## [Description of the task]
In the entries below, swap every "data-point-open" for "data-point-hollow" and copy all other lines without change. Leave out the pictures.

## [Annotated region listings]
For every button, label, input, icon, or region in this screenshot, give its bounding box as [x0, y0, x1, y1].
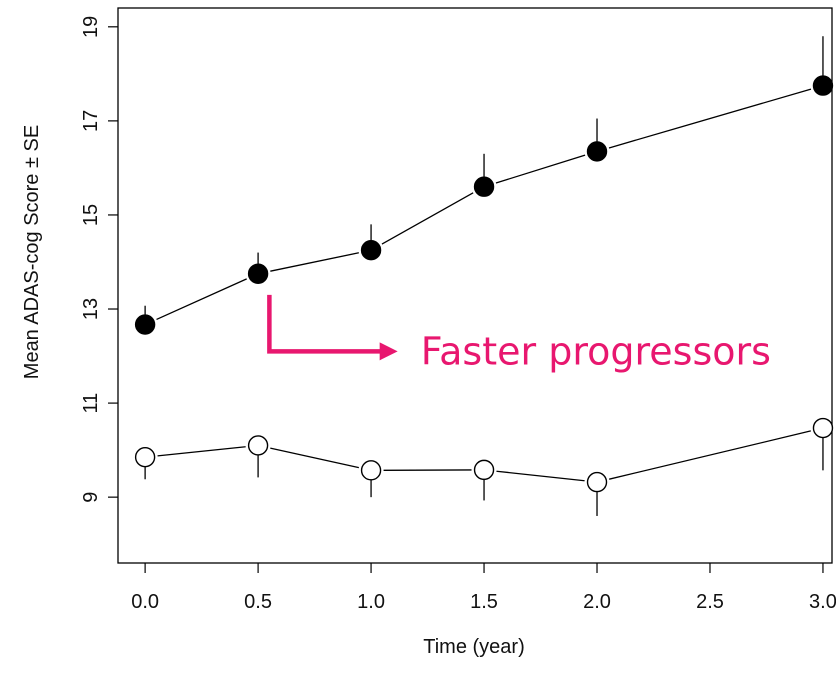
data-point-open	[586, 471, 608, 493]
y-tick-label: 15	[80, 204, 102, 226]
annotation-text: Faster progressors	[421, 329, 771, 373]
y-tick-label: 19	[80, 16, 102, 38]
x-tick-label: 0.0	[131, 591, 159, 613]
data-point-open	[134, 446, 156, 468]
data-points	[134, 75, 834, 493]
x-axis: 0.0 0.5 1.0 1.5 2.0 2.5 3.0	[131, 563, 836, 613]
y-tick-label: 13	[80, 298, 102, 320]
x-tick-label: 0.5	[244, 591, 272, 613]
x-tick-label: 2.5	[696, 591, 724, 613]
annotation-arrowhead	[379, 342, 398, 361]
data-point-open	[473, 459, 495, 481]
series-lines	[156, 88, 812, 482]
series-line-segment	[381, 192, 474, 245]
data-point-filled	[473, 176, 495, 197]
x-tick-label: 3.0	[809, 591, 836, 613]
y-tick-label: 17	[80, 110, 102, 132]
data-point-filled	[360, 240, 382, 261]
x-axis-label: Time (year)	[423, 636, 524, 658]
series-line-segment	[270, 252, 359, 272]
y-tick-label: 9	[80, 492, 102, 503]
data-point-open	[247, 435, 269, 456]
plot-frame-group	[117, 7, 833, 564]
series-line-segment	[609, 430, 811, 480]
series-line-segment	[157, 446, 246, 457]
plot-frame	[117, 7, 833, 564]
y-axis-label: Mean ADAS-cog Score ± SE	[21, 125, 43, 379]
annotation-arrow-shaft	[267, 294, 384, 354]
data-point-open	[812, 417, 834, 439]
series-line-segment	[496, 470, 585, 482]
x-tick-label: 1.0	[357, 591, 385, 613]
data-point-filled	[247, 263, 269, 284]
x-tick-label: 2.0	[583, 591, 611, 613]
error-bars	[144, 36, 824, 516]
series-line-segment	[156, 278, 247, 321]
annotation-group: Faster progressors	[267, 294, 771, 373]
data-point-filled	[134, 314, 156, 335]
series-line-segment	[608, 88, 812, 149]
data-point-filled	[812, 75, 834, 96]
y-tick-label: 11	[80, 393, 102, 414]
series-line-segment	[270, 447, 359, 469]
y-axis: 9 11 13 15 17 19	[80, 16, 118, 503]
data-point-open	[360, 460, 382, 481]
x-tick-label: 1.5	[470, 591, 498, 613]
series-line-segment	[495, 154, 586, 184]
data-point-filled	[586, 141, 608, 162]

## [Complete answer]
For every button, label, input, icon, or region in this screenshot, give its bounding box as [x0, y0, x1, y1].
data-point-hollow	[586, 471, 608, 493]
y-tick-label: 15	[80, 204, 102, 226]
annotation-text: Faster progressors	[421, 329, 771, 373]
y-tick-label: 19	[80, 16, 102, 38]
x-tick-label: 0.0	[131, 591, 159, 613]
data-point-hollow	[134, 446, 156, 468]
data-points	[134, 75, 834, 493]
x-axis: 0.0 0.5 1.0 1.5 2.0 2.5 3.0	[131, 563, 836, 613]
y-tick-label: 13	[80, 298, 102, 320]
x-tick-label: 0.5	[244, 591, 272, 613]
x-tick-label: 2.5	[696, 591, 724, 613]
annotation-arrowhead	[379, 342, 398, 361]
data-point-hollow	[473, 459, 495, 481]
series-lines	[156, 88, 812, 482]
series-line-segment	[381, 192, 474, 245]
data-point-filled	[473, 176, 495, 197]
x-tick-label: 3.0	[809, 591, 836, 613]
y-tick-label: 17	[80, 110, 102, 132]
data-point-filled	[360, 240, 382, 261]
x-axis-label: Time (year)	[423, 636, 524, 658]
series-line-segment	[270, 252, 359, 272]
y-tick-label: 9	[80, 492, 102, 503]
data-point-hollow	[247, 435, 269, 456]
plot-frame-group	[117, 7, 833, 564]
series-line-segment	[609, 430, 811, 480]
series-line-segment	[157, 446, 246, 457]
plot-frame	[117, 7, 833, 564]
y-axis-label: Mean ADAS-cog Score ± SE	[21, 125, 43, 379]
annotation-arrow-shaft	[267, 294, 384, 354]
data-point-hollow	[812, 417, 834, 439]
series-line-segment	[496, 470, 585, 482]
x-tick-label: 1.0	[357, 591, 385, 613]
data-point-filled	[247, 263, 269, 284]
x-tick-label: 2.0	[583, 591, 611, 613]
error-bars	[144, 36, 824, 516]
series-line-segment	[156, 278, 247, 321]
annotation-group: Faster progressors	[267, 294, 771, 373]
data-point-filled	[134, 314, 156, 335]
series-line-segment	[608, 88, 812, 149]
data-point-filled	[812, 75, 834, 96]
y-tick-label: 11	[80, 393, 102, 414]
series-line-segment	[270, 447, 359, 469]
y-axis: 9 11 13 15 17 19	[80, 16, 118, 503]
data-point-hollow	[360, 460, 382, 481]
x-tick-label: 1.5	[470, 591, 498, 613]
series-line-segment	[495, 154, 586, 184]
data-point-filled	[586, 141, 608, 162]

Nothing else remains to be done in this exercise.